Start of Extract to read

Direct Residential Real Estate Funds in Switzerland

I think the benchmark index in UBS factsheet is not the property index. It’s the index of real estate funds.

So as usual in bad market conditions, the notional value of real estate drops, this means people holding the funds start selling in panic mode. This doesn’t actually mean that funds started selling their assets (underlying units).

Most likely the drop in Real estate fund prices reflect the drop in premium over NAV. And the Swiss property index is showing the actual transactional prices which never dropped meaningfully.

I think the real estate funds will follow Swiss property price trend in longer term (maybe 10 year horizons) but not in short term (quarterly or yearly numbers). But again, please remember there is a leverage here , so the impact on upside and downside is multiplied.

For UBS fund specific- you also need to keep in mind it’s only investing in German speaking areas.

Also the SNB data is overall real estate (incl. SFH), the fund will own mostly apartments, and often will be limited to specific region (e.g. urban area in german speaking switzerland).

correct (read: I agree - it might not be right :smiley: ).

End of Extract to read
Start of Extracted entries

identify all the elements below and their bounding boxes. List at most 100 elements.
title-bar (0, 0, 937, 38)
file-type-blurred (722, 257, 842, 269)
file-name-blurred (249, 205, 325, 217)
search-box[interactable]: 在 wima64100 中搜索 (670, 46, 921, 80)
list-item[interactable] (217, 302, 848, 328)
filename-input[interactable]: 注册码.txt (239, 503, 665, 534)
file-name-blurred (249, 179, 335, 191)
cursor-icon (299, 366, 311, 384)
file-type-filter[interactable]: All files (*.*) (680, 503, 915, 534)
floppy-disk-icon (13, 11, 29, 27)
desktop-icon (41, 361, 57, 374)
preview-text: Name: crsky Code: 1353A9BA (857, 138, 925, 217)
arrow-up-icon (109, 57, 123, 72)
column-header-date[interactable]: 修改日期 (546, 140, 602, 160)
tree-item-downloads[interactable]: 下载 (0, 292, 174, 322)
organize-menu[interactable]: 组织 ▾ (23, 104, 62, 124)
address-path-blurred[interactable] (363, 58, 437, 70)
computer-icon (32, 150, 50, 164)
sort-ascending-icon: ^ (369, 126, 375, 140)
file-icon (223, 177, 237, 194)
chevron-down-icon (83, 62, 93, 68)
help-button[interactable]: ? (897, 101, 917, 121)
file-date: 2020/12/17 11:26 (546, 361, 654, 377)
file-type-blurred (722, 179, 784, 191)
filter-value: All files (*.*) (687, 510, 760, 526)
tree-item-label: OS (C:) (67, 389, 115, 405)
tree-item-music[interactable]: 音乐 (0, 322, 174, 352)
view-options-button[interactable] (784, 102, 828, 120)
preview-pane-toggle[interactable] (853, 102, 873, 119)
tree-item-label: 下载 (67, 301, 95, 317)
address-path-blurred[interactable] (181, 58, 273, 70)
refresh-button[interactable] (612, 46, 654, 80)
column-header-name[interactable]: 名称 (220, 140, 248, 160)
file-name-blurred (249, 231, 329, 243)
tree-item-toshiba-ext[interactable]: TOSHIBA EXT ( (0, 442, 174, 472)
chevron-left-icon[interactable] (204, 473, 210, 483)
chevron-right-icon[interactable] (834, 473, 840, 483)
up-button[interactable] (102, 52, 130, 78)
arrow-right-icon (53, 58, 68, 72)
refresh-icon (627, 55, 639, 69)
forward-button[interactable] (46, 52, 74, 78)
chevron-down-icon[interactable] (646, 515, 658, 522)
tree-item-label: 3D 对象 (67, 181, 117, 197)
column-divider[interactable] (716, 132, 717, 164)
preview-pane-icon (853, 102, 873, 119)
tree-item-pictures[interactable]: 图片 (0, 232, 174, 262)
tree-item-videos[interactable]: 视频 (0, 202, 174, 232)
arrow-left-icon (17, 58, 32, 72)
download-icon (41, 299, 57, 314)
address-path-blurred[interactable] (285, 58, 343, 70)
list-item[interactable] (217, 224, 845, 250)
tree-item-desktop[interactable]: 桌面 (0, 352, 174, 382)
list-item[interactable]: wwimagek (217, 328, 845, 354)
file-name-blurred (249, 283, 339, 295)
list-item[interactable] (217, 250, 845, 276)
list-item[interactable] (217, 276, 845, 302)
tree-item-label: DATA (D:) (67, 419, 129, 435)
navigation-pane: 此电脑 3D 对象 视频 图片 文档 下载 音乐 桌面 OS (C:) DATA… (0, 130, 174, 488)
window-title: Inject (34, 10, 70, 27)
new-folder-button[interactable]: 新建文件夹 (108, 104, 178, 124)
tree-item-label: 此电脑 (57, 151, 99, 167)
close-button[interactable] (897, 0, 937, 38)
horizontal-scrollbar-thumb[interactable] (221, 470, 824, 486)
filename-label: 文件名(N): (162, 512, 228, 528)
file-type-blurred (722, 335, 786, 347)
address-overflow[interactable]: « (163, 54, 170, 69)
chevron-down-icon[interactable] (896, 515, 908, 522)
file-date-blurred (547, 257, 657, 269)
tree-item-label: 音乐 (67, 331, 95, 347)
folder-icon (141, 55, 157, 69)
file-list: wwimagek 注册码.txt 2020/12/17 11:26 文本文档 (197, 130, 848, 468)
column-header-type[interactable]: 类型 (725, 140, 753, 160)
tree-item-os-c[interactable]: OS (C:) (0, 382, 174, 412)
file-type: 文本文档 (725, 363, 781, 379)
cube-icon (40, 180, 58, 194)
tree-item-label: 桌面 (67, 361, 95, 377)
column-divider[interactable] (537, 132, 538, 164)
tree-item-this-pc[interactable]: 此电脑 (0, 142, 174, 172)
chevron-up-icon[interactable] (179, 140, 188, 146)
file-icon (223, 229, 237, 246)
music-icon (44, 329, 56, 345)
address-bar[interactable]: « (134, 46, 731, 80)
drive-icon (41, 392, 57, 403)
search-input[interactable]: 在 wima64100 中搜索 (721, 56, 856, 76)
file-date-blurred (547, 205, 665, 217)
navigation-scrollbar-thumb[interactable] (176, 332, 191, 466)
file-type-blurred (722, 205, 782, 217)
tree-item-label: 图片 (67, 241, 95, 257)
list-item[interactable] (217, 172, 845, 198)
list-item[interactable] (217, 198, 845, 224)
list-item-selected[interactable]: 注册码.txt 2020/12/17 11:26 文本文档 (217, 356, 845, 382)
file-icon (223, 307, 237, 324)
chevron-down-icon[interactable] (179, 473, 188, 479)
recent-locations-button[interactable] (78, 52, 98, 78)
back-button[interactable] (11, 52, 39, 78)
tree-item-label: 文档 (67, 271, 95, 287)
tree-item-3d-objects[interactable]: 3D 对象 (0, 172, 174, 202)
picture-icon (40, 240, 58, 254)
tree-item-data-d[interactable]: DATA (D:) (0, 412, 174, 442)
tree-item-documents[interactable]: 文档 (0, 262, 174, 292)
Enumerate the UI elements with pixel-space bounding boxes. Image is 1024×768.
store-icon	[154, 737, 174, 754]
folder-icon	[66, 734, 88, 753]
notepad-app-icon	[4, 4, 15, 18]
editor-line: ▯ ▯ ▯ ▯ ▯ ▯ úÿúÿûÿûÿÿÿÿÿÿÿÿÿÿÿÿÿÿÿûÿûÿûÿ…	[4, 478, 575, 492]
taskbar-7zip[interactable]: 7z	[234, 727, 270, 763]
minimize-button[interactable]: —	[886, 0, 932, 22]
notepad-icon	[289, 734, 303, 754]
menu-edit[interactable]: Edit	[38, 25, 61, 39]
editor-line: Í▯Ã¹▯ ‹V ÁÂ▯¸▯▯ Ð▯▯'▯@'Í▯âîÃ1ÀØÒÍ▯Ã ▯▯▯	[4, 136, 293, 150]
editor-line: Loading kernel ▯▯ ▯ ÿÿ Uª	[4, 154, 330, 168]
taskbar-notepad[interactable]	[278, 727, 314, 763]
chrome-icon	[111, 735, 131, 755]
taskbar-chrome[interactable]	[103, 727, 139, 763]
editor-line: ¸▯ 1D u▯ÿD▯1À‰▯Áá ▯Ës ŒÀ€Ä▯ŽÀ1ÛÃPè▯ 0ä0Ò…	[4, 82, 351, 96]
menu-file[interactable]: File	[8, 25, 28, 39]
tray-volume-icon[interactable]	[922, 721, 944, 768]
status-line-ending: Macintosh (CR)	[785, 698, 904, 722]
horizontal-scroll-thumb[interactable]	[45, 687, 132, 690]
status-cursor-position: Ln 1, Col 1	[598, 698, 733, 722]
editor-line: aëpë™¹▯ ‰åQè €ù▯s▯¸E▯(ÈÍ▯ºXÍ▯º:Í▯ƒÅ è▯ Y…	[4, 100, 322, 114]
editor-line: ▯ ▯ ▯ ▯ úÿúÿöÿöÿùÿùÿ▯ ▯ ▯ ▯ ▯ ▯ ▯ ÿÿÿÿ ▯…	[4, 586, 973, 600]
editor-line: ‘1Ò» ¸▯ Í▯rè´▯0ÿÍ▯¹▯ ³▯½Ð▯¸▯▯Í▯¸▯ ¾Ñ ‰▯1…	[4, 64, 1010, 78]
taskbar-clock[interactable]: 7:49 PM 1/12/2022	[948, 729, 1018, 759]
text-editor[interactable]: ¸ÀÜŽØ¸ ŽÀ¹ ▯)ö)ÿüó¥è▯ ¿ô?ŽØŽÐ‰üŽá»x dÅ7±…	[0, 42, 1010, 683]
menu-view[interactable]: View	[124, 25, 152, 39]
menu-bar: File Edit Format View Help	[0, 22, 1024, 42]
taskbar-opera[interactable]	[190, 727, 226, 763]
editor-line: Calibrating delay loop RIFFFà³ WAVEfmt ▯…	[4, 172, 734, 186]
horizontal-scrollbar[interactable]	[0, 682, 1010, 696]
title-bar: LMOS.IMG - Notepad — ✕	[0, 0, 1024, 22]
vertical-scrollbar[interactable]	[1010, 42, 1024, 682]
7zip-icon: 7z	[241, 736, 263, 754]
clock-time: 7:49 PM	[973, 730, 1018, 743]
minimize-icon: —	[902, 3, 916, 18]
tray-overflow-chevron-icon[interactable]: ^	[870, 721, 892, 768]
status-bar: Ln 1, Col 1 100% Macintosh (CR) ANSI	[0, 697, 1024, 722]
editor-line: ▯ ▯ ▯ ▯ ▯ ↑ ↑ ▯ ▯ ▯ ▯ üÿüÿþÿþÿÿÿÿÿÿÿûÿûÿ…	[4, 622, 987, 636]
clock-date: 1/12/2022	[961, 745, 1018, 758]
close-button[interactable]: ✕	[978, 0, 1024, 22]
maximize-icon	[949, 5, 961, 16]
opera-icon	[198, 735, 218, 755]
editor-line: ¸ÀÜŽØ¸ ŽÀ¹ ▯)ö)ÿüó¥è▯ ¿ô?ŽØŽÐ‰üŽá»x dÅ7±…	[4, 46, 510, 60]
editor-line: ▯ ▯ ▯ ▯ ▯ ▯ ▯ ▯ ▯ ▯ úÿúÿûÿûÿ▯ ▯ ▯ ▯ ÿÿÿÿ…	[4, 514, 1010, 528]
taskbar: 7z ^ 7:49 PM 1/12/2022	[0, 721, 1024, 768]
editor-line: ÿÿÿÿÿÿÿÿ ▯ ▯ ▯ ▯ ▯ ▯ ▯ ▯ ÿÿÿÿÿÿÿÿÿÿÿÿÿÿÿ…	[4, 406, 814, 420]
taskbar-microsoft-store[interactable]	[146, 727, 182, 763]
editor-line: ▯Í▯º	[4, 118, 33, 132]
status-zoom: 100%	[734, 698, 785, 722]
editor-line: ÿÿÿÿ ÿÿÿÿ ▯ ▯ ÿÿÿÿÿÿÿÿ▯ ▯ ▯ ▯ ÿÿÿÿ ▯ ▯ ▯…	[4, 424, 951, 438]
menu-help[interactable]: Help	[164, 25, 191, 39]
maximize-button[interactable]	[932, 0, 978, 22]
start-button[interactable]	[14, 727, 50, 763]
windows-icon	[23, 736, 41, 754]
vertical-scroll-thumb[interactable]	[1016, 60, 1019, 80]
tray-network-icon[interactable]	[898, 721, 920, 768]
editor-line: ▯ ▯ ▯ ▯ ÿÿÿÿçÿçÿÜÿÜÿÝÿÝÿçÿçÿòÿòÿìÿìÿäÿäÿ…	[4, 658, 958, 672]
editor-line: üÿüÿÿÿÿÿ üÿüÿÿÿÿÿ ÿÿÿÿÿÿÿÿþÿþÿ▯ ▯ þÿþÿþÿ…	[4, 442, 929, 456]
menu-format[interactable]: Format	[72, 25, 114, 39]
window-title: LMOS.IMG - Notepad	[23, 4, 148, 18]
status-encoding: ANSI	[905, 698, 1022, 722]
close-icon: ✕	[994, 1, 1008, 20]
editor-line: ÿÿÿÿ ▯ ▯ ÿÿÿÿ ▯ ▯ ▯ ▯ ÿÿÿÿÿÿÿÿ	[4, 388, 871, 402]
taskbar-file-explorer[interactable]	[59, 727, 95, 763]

End of Extracted entries

To do — Can you carry on the discussion of Swiss residential real estate funds, picking up after its last line?

Final result —
What happened between 2017 and 2018/19? Nothing on the market that would’ve generated a panic. The SP500 was going up nicely until the 2nd half of 2018 - maybe everyone was FOMOing into stocks instead? You need to buy when it’s cheap (at least under its own index).

It could be a chance now to be contrarian - drop the stock market and pile into RE before blood flows on Wall St. I guess a lot of people already started that at the end of 2023, hence the bump up in the fund’s price.

Do these funds have a NAV-history of some sort?

Direct Residential Real Estate Funds in Switzerland - #82 by nabalzbhf you probably want to start there, the CS report is really where to start when looking at those funds.

Glancing it, it seems 10y interest rates started going down around 2018 (when the agios where going down).

(note: haven’t found one more recent than March, I hope they’ll continue providing one after the UBS fusion)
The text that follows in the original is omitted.